--- What is expected ---
Copy down all of the data underneath, exactly as shown.

--- Exercise materials ---
----------

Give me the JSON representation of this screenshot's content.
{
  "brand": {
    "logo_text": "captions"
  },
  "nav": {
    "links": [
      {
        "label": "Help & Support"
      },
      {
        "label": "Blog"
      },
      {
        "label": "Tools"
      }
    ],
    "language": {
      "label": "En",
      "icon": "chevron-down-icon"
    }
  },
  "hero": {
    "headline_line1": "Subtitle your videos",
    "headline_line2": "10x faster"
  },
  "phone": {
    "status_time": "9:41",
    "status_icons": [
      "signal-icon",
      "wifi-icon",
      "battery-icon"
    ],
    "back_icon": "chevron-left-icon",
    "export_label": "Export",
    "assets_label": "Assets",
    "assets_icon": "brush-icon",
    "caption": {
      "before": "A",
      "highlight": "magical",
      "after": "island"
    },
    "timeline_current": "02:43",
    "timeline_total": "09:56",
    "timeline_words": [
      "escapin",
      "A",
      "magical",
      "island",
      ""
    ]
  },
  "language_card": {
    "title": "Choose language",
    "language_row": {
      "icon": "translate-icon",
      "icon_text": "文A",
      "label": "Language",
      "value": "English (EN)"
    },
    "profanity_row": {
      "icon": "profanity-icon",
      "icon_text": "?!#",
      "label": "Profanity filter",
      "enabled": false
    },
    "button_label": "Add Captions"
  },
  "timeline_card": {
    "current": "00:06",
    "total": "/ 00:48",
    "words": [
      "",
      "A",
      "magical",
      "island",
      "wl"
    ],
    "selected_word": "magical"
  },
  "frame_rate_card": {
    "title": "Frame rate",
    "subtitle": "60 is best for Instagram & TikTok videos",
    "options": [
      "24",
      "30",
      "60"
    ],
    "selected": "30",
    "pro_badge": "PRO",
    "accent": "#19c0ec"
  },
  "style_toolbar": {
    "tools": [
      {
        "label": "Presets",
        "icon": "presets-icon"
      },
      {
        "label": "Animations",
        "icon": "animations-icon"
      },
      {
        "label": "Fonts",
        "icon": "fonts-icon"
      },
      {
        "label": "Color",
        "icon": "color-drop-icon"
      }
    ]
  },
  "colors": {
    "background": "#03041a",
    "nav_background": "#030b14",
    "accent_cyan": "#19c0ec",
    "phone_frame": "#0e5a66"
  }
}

----------

--- Result of this exercise ---
Give me the JSON representation of this screenshot's content.
{
  "brand": {
    "logo_text": "captions"
  },
  "nav": {
    "links": [
      {
        "label": "Help & Support"
      },
      {
        "label": "Blog"
      },
      {
        "label": "Tools"
      }
    ],
    "language": {
      "label": "En",
      "icon": "chevron-down-icon"
    }
  },
  "hero": {
    "headline_line1": "Subtitle your videos",
    "headline_line2": "10x faster"
  },
  "phone": {
    "status_time": "9:41",
    "status_icons": [
      "signal-icon",
      "wifi-icon",
      "battery-icon"
    ],
    "back_icon": "chevron-left-icon",
    "export_label": "Export",
    "assets_label": "Assets",
    "assets_icon": "brush-icon",
    "caption": {
      "before": "A",
      "highlight": "magical",
      "after": "island"
    },
    "timeline_current": "02:43",
    "timeline_total": "09:56",
    "timeline_words": [
      "escapin",
      "A",
      "magical",
      "island",
      ""
    ]
  },
  "language_card": {
    "title": "Choose language",
    "language_row": {
      "icon": "translate-icon",
      "icon_text": "文A",
      "label": "Language",
      "value": "English (EN)"
    },
    "profanity_row": {
      "icon": "profanity-icon",
      "icon_text": "?!#",
      "label": "Profanity filter",
      "enabled": false
    },
    "button_label": "Add Captions"
  },
  "timeline_card": {
    "current": "00:06",
    "total": "/ 00:48",
    "words": [
      "",
      "A",
      "magical",
      "island",
      "wl"
    ],
    "selected_word": "magical"
  },
  "frame_rate_card": {
    "title": "Frame rate",
    "subtitle": "60 is best for Instagram & TikTok videos",
    "options": [
      "24",
      "30",
      "60"
    ],
    "selected": "30",
    "pro_badge": "PRO",
    "accent": "#19c0ec"
  },
  "style_toolbar": {
    "tools": [
      {
        "label": "Presets",
        "icon": "presets-icon"
      },
      {
        "label": "Animations",
        "icon": "animations-icon"
      },
      {
        "label": "Fonts",
        "icon": "fonts-icon"
      },
      {
        "label": "Color",
        "icon": "color-drop-icon"
      }
    ]
  },
  "colors": {
    "background": "#03041a",
    "nav_background": "#030b14",
    "accent_cyan": "#19c0ec",
    "phone_frame": "#0e5a66"
  }
}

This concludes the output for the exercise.